Task to carry out =>
Restate the whole listing exactly.

—————

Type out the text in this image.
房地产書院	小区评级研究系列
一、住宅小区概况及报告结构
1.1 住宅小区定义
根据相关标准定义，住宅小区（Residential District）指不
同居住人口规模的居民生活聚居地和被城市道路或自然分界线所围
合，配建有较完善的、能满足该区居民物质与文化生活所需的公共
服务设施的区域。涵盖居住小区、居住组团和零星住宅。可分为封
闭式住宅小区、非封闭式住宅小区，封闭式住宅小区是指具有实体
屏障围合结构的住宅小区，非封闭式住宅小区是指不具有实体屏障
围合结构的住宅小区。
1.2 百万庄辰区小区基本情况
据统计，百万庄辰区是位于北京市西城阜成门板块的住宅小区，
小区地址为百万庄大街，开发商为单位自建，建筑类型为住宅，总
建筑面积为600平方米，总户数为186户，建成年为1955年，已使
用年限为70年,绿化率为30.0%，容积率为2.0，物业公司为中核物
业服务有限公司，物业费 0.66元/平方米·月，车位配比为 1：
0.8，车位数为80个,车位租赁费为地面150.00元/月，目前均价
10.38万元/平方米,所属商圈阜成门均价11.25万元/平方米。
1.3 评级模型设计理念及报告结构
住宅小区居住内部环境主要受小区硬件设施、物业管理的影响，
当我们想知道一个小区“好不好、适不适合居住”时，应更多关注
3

—————

The response =>
Type out the text in this image.
房地产書院	小区评级研究系列
一、住宅小区概况及报告结构
1.1 住宅小区定义
根据相关标准定义，住宅小区（Residential District）指不
同居住人口规模的居民生活聚居地和被城市道路或自然分界线所围
合，配建有较完善的、能满足该区居民物质与文化生活所需的公共
服务设施的区域。涵盖居住小区、居住组团和零星住宅。可分为封
闭式住宅小区、非封闭式住宅小区，封闭式住宅小区是指具有实体
屏障围合结构的住宅小区，非封闭式住宅小区是指不具有实体屏障
围合结构的住宅小区。
1.2 百万庄辰区小区基本情况
据统计，百万庄辰区是位于北京市西城阜成门板块的住宅小区，
小区地址为百万庄大街，开发商为单位自建，建筑类型为住宅，总
建筑面积为600平方米，总户数为186户，建成年为1955年，已使
用年限为70年,绿化率为30.0%，容积率为2.0，物业公司为中核物
业服务有限公司，物业费 0.66元/平方米·月，车位配比为 1：
0.8，车位数为80个,车位租赁费为地面150.00元/月，目前均价
10.38万元/平方米,所属商圈阜成门均价11.25万元/平方米。
1.3 评级模型设计理念及报告结构
住宅小区居住内部环境主要受小区硬件设施、物业管理的影响，
当我们想知道一个小区“好不好、适不适合居住”时，应更多关注
3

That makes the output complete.